Can you find the lines of the listing that include "жиров" and copy every one?

---

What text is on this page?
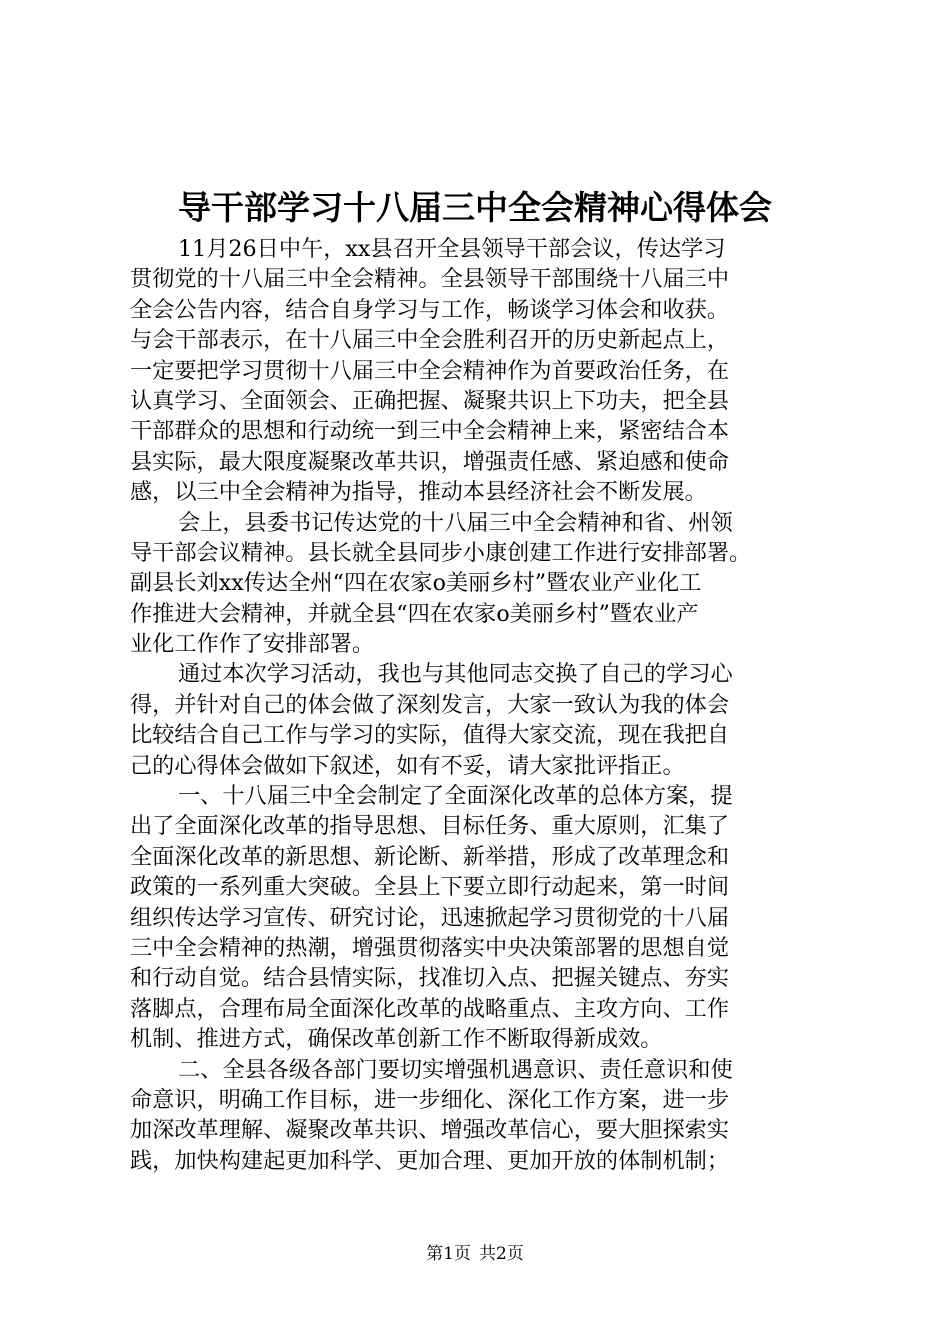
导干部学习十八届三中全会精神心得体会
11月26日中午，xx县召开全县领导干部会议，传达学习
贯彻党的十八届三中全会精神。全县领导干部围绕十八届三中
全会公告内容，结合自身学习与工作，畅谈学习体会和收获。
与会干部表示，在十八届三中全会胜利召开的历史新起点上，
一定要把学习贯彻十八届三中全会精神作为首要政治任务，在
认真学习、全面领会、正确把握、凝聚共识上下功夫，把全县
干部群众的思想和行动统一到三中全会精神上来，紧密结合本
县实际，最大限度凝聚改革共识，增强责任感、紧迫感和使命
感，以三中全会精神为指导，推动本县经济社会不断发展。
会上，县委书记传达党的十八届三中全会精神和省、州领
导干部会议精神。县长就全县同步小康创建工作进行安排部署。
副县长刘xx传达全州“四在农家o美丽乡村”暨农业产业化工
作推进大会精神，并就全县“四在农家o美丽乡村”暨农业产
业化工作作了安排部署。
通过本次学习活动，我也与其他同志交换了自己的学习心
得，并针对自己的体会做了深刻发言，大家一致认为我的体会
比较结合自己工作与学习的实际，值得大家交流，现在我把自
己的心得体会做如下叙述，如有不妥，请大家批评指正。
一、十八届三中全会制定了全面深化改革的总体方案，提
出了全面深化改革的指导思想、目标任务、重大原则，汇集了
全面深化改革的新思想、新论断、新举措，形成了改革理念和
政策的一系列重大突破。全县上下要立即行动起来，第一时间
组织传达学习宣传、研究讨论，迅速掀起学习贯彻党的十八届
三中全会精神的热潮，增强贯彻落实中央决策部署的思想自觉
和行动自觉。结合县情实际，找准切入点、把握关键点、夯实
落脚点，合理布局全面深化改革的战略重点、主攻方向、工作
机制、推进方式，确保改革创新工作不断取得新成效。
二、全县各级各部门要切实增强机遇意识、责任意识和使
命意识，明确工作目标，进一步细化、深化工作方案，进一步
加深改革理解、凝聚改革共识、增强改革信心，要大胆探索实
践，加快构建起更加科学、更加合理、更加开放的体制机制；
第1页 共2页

---

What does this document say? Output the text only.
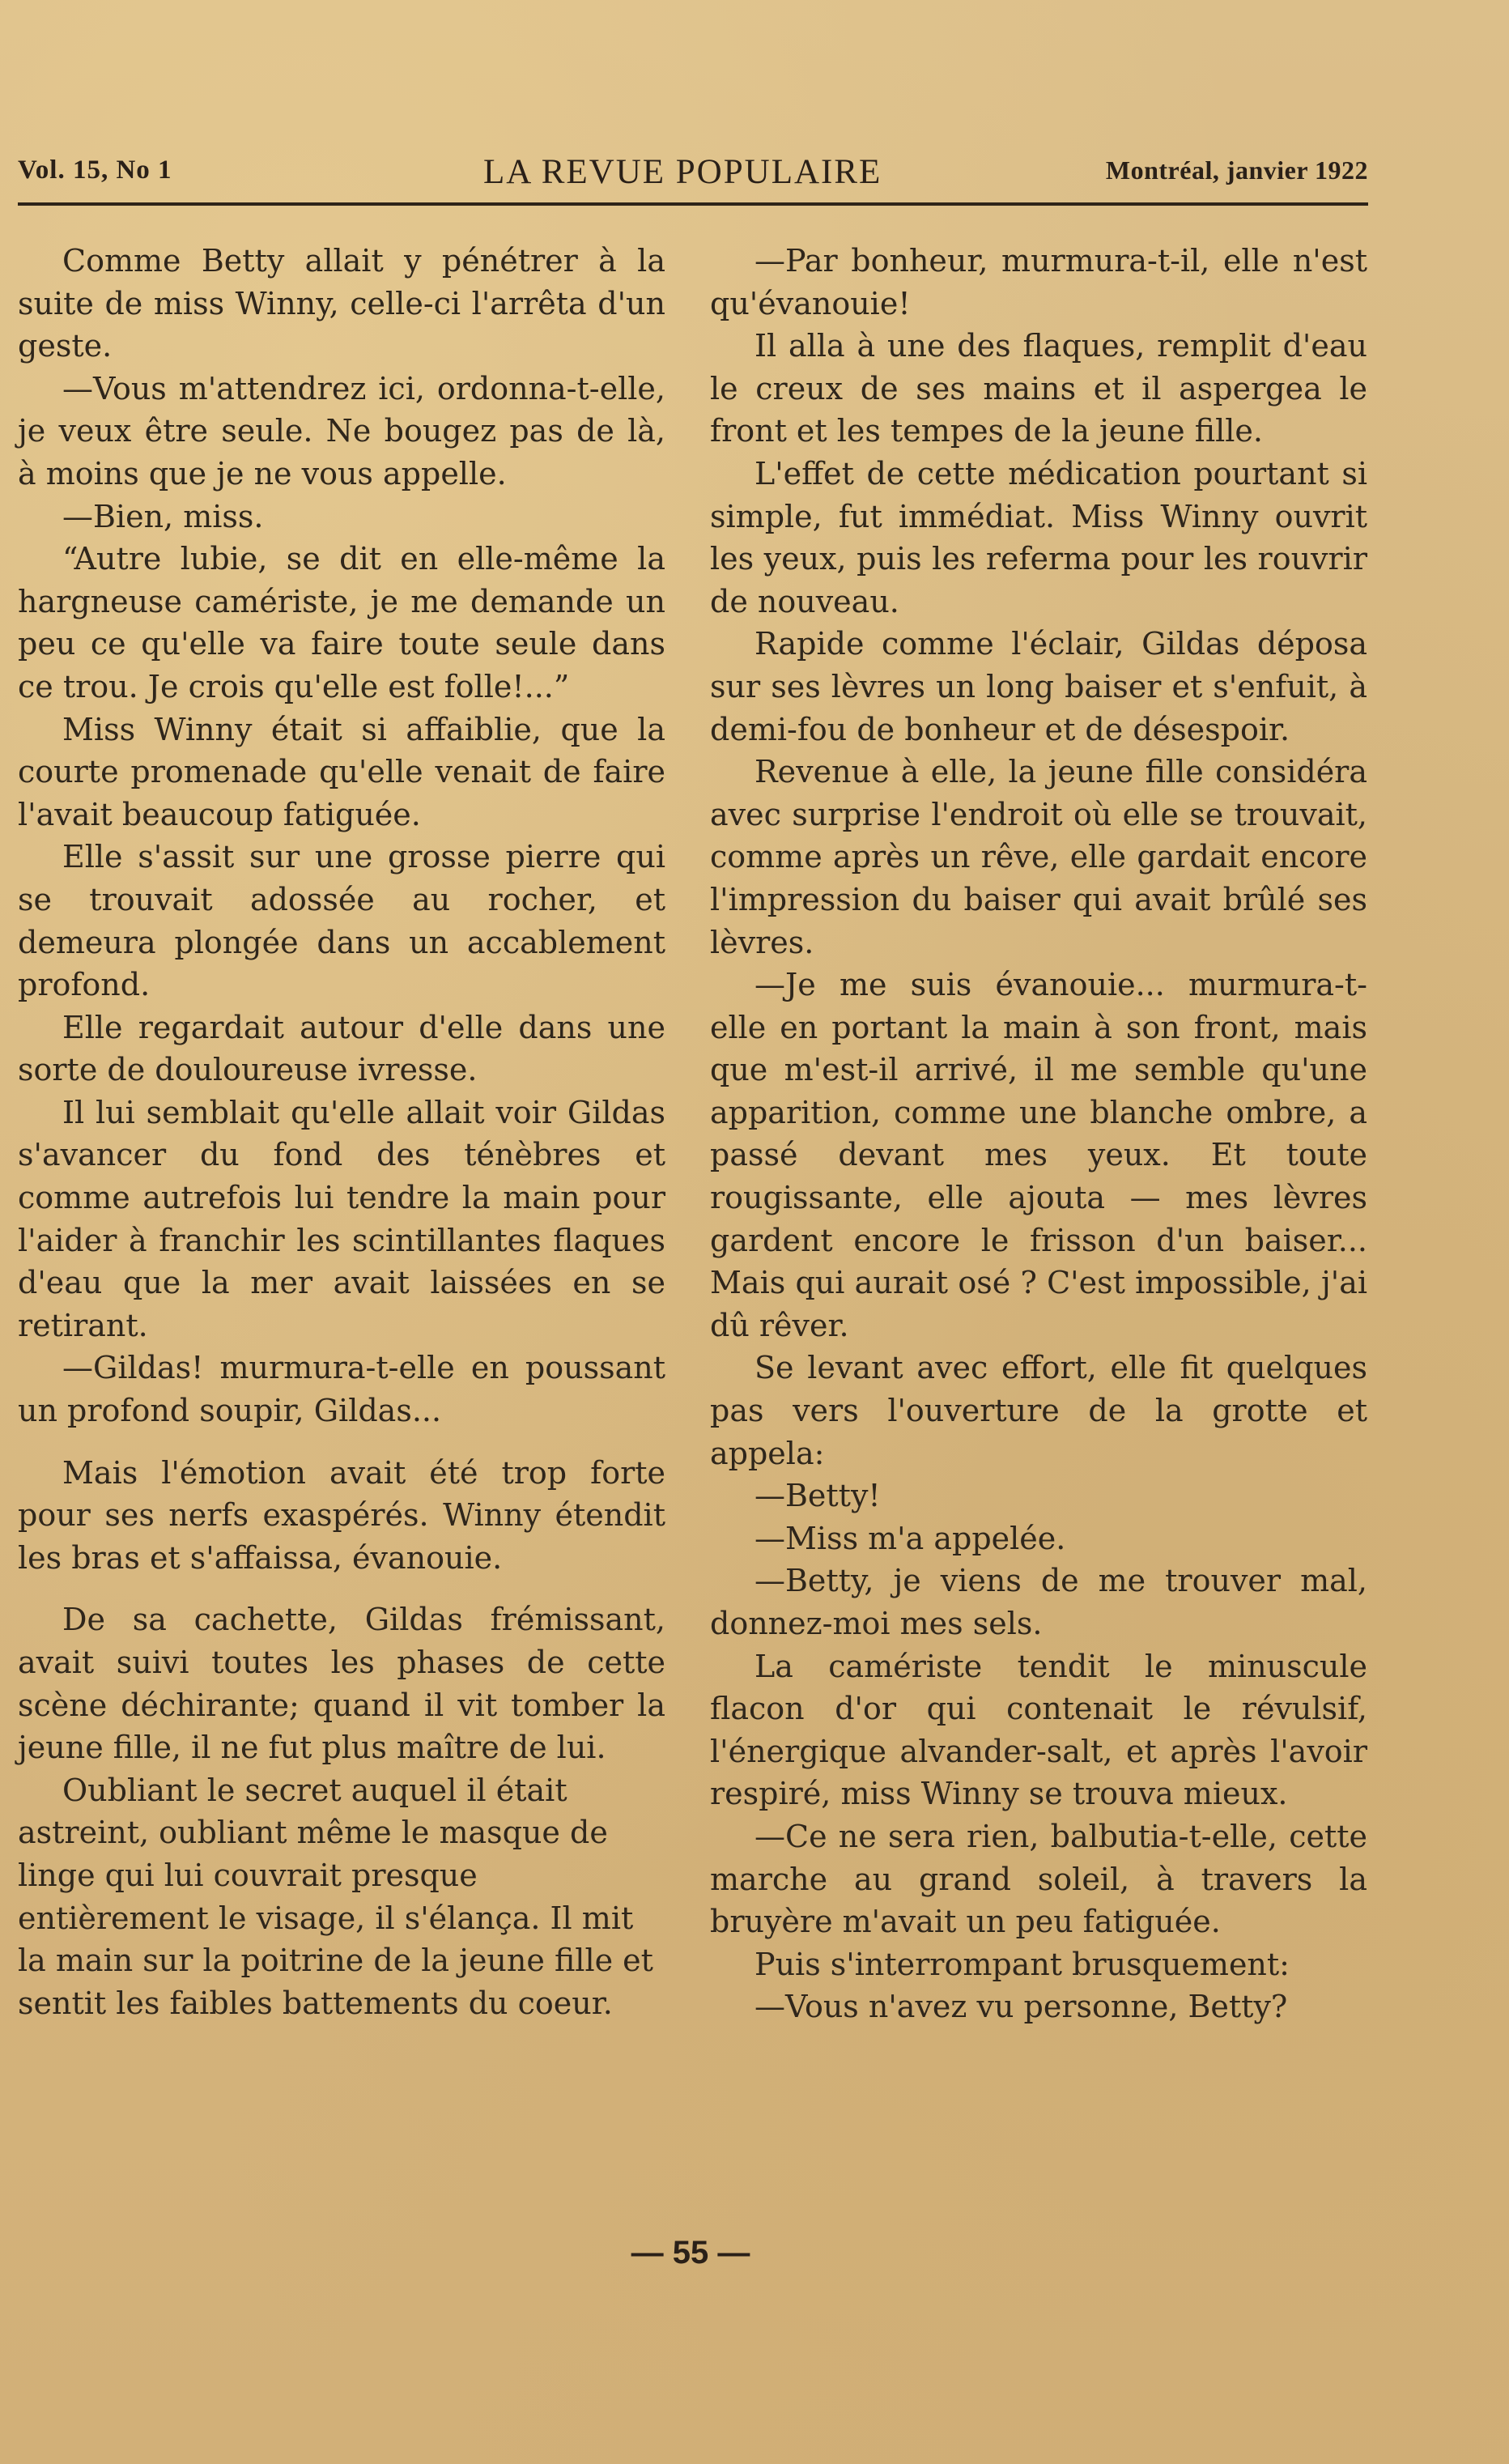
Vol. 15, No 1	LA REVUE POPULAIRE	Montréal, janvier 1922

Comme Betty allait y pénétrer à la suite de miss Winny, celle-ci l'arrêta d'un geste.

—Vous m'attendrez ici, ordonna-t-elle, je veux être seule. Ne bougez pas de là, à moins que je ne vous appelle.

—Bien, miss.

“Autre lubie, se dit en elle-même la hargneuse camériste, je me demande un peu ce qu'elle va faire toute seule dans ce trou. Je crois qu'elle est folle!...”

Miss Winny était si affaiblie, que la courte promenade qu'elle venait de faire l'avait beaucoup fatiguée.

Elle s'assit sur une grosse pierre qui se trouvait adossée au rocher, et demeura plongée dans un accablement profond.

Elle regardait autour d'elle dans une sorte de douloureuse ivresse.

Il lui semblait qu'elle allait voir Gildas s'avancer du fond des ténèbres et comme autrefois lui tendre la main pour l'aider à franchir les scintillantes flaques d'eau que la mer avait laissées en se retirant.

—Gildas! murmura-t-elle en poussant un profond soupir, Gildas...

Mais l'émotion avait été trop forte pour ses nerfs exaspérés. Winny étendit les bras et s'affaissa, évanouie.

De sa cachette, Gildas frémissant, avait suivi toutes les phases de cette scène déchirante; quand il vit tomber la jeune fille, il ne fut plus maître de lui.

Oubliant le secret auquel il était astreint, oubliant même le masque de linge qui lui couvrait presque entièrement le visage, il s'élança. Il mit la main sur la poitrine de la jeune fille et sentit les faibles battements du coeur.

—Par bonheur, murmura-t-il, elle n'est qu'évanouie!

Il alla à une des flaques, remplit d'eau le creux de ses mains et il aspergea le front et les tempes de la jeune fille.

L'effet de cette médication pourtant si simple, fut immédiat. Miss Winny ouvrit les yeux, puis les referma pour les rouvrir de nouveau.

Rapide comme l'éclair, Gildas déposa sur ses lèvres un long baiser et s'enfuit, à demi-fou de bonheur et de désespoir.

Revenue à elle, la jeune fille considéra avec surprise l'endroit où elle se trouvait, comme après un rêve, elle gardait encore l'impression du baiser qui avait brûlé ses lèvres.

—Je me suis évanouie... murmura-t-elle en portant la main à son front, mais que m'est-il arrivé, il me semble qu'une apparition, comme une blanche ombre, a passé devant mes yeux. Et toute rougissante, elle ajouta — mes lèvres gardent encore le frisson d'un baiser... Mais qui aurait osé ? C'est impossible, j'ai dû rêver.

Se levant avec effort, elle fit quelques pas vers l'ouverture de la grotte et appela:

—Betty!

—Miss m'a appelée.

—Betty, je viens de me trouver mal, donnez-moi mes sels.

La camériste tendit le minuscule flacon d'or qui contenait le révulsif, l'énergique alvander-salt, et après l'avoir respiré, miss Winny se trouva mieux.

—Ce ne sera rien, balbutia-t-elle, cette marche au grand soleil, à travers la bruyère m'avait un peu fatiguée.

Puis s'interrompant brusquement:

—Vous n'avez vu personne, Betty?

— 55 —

---

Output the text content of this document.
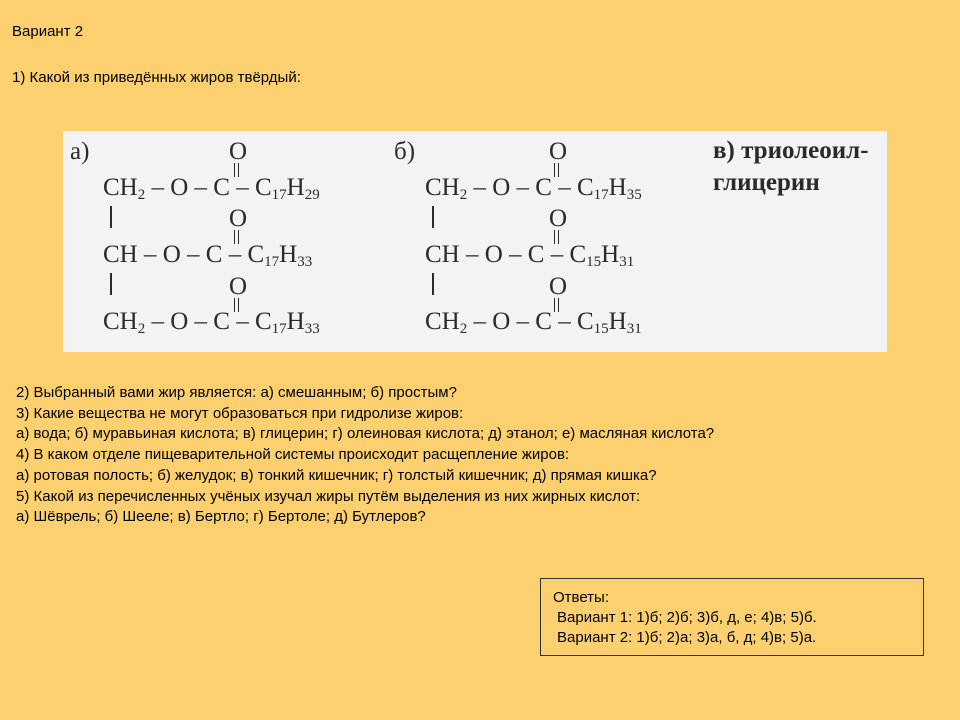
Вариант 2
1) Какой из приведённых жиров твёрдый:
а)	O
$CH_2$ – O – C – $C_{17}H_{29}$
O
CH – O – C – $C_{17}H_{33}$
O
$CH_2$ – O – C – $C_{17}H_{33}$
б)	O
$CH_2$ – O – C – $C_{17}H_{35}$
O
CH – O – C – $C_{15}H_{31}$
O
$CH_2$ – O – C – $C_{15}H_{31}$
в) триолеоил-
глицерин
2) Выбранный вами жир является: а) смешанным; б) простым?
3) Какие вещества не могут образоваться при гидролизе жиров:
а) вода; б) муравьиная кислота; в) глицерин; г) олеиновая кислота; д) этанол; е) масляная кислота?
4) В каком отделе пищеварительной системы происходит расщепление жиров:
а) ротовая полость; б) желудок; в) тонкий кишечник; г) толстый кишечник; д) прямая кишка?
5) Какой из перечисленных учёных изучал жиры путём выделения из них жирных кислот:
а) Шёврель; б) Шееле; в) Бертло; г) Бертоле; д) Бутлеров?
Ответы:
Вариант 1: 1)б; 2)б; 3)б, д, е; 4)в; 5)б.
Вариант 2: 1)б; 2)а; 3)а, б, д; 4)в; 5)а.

---

### Solution for this task
1) Какой из приведённых жиров твёрдый:
3) Какие вещества не могут образоваться при гидролизе жиров:
4) В каком отделе пищеварительной системы происходит расщепление жиров:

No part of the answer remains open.